All lines featuring the string "下列说法正确的是" are to be listed.

» **Supplied material**
## Start

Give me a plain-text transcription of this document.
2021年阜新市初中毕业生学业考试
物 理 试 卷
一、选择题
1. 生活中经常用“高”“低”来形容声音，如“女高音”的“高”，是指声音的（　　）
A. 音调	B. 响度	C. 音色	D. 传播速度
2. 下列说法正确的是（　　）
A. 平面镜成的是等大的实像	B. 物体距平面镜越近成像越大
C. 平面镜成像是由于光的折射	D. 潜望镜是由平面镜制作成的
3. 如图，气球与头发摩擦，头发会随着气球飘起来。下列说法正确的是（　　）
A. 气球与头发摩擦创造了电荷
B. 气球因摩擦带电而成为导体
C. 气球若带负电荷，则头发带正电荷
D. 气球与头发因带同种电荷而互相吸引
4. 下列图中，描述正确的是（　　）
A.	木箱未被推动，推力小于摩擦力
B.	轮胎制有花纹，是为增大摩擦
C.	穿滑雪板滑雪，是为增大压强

## End

» **The answer**
2. 下列说法正确的是（　　）
3. 如图，气球与头发摩擦，头发会随着气球飘起来。下列说法正确的是（　　）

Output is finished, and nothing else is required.